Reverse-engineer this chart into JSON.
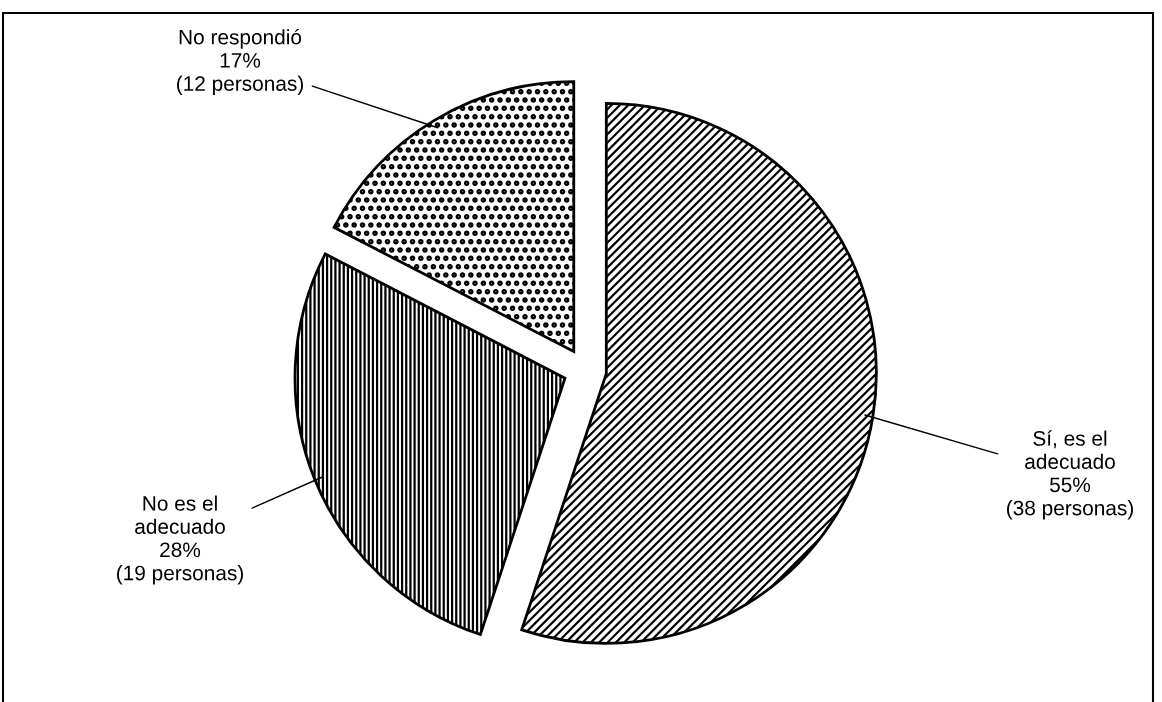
{
  "chart_data": {
    "type": "pie",
    "categories": [
      "Sí, es el\nadecuado",
      "No es el\nadecuado",
      "No respondió"
    ],
    "values": [
      38,
      19,
      12
    ],
    "value_labels": [
      "55%\n(38 personas)",
      "28%\n(19 personas)",
      "17%\n(12 personas)"
    ],
    "colors": [
      "#000000",
      "#000000",
      "#000000"
    ],
    "legend": false
  }
}
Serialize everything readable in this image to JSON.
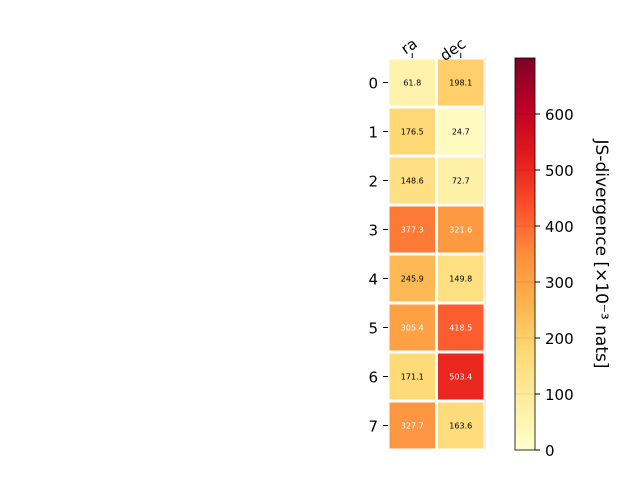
{
  "chart_data": {
    "type": "heatmap",
    "columns": [
      "ra",
      "dec"
    ],
    "rows": [
      "0",
      "1",
      "2",
      "3",
      "4",
      "5",
      "6",
      "7"
    ],
    "values": [
      [
        61.8,
        198.1
      ],
      [
        176.5,
        24.7
      ],
      [
        148.6,
        72.7
      ],
      [
        377.3,
        321.6
      ],
      [
        245.9,
        149.8
      ],
      [
        305.4,
        418.5
      ],
      [
        171.1,
        503.4
      ],
      [
        327.7,
        163.6
      ]
    ],
    "cell_labels": [
      [
        "61.8",
        "198.1"
      ],
      [
        "176.5",
        "24.7"
      ],
      [
        "148.6",
        "72.7"
      ],
      [
        "377.3",
        "321.6"
      ],
      [
        "245.9",
        "149.8"
      ],
      [
        "305.4",
        "418.5"
      ],
      [
        "171.1",
        "503.4"
      ],
      [
        "327.7",
        "163.6"
      ]
    ],
    "colorbar": {
      "colormap": "YlOrRd",
      "range": [
        0,
        700
      ],
      "ticks": [
        0,
        100,
        200,
        300,
        400,
        500,
        600
      ],
      "tick_labels": [
        "0",
        "100",
        "200",
        "300",
        "400",
        "500",
        "600"
      ],
      "label": "JS-divergence [×10⁻³ nats]"
    },
    "grid": false
  }
}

================================

● **REQUEST**:
Repeat everything in the records precisely. Images are excluded from the copy.

● **WRITTEN REPLY**:
Reverse-engineer this chart into JSON.
{
  "chart_data": {
    "type": "pie",
    "categories": [
      "Sí, es el\nadecuado",
      "No es el\nadecuado",
      "No respondió"
    ],
    "values": [
      38,
      19,
      12
    ],
    "value_labels": [
      "55%\n(38 personas)",
      "28%\n(19 personas)",
      "17%\n(12 personas)"
    ],
    "colors": [
      "#000000",
      "#000000",
      "#000000"
    ],
    "legend": false
  }
}
Serialize everything readable in this image to JSON.
{
  "chart_data": {
    "type": "heatmap",
    "columns": [
      "ra",
      "dec"
    ],
    "rows": [
      "0",
      "1",
      "2",
      "3",
      "4",
      "5",
      "6",
      "7"
    ],
    "values": [
      [
        61.8,
        198.1
      ],
      [
        176.5,
        24.7
      ],
      [
        148.6,
        72.7
      ],
      [
        377.3,
        321.6
      ],
      [
        245.9,
        149.8
      ],
      [
        305.4,
        418.5
      ],
      [
        171.1,
        503.4
      ],
      [
        327.7,
        163.6
      ]
    ],
    "cell_labels": [
      [
        "61.8",
        "198.1"
      ],
      [
        "176.5",
        "24.7"
      ],
      [
        "148.6",
        "72.7"
      ],
      [
        "377.3",
        "321.6"
      ],
      [
        "245.9",
        "149.8"
      ],
      [
        "305.4",
        "418.5"
      ],
      [
        "171.1",
        "503.4"
      ],
      [
        "327.7",
        "163.6"
      ]
    ],
    "colorbar": {
      "colormap": "YlOrRd",
      "range": [
        0,
        700
      ],
      "ticks": [
        0,
        100,
        200,
        300,
        400,
        500,
        600
      ],
      "tick_labels": [
        "0",
        "100",
        "200",
        "300",
        "400",
        "500",
        "600"
      ],
      "label": "JS-divergence [×10⁻³ nats]"
    },
    "grid": false
  }
}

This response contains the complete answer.